■ **YOUR INSTRUCTIONS**
Without omitting anything, return the records precisely as given.

Entries from a dataset:
———

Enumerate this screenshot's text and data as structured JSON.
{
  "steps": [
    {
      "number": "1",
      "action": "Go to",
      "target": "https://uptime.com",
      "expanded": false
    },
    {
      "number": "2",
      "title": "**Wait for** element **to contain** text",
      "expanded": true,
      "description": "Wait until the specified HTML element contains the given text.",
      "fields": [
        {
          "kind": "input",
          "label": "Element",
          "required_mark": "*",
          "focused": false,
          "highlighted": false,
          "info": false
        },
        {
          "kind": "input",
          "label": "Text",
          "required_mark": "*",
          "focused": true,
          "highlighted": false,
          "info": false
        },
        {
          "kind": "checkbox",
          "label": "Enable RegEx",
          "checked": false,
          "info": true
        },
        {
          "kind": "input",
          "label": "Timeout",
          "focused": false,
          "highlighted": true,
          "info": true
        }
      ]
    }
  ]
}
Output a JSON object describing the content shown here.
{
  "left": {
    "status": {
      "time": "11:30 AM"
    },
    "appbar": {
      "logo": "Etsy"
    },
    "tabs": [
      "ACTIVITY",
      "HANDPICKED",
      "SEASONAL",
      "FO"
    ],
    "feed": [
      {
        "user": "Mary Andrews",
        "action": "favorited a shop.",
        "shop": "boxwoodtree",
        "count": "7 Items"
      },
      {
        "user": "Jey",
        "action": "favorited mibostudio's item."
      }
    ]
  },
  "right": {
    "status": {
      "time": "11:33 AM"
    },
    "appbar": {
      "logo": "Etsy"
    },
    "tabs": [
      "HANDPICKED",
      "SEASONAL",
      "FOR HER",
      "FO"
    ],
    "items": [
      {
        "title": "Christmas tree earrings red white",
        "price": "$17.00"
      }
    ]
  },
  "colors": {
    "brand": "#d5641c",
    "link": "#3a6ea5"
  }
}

———

■ **ANSWER FOR THIS EXERCISE**
Enumerate this screenshot's text and data as structured JSON.
{
  "steps": [
    {
      "number": "1",
      "action": "Go to",
      "target": "https://uptime.com",
      "expanded": false
    },
    {
      "number": "2",
      "title": "**Wait for** element **to contain** text",
      "expanded": true,
      "description": "Wait until the specified HTML element contains the given text.",
      "fields": [
        {
          "kind": "input",
          "label": "Element",
          "required_mark": "*",
          "focused": false,
          "highlighted": false,
          "info": false
        },
        {
          "kind": "input",
          "label": "Text",
          "required_mark": "*",
          "focused": true,
          "highlighted": false,
          "info": false
        },
        {
          "kind": "checkbox",
          "label": "Enable RegEx",
          "checked": false,
          "info": true
        },
        {
          "kind": "input",
          "label": "Timeout",
          "focused": false,
          "highlighted": true,
          "info": true
        }
      ]
    }
  ]
}
Output a JSON object describing the content shown here.
{
  "left": {
    "status": {
      "time": "11:30 AM"
    },
    "appbar": {
      "logo": "Etsy"
    },
    "tabs": [
      "ACTIVITY",
      "HANDPICKED",
      "SEASONAL",
      "FO"
    ],
    "feed": [
      {
        "user": "Mary Andrews",
        "action": "favorited a shop.",
        "shop": "boxwoodtree",
        "count": "7 Items"
      },
      {
        "user": "Jey",
        "action": "favorited mibostudio's item."
      }
    ]
  },
  "right": {
    "status": {
      "time": "11:33 AM"
    },
    "appbar": {
      "logo": "Etsy"
    },
    "tabs": [
      "HANDPICKED",
      "SEASONAL",
      "FOR HER",
      "FO"
    ],
    "items": [
      {
        "title": "Christmas tree earrings red white",
        "price": "$17.00"
      }
    ]
  },
  "colors": {
    "brand": "#d5641c",
    "link": "#3a6ea5"
  }
}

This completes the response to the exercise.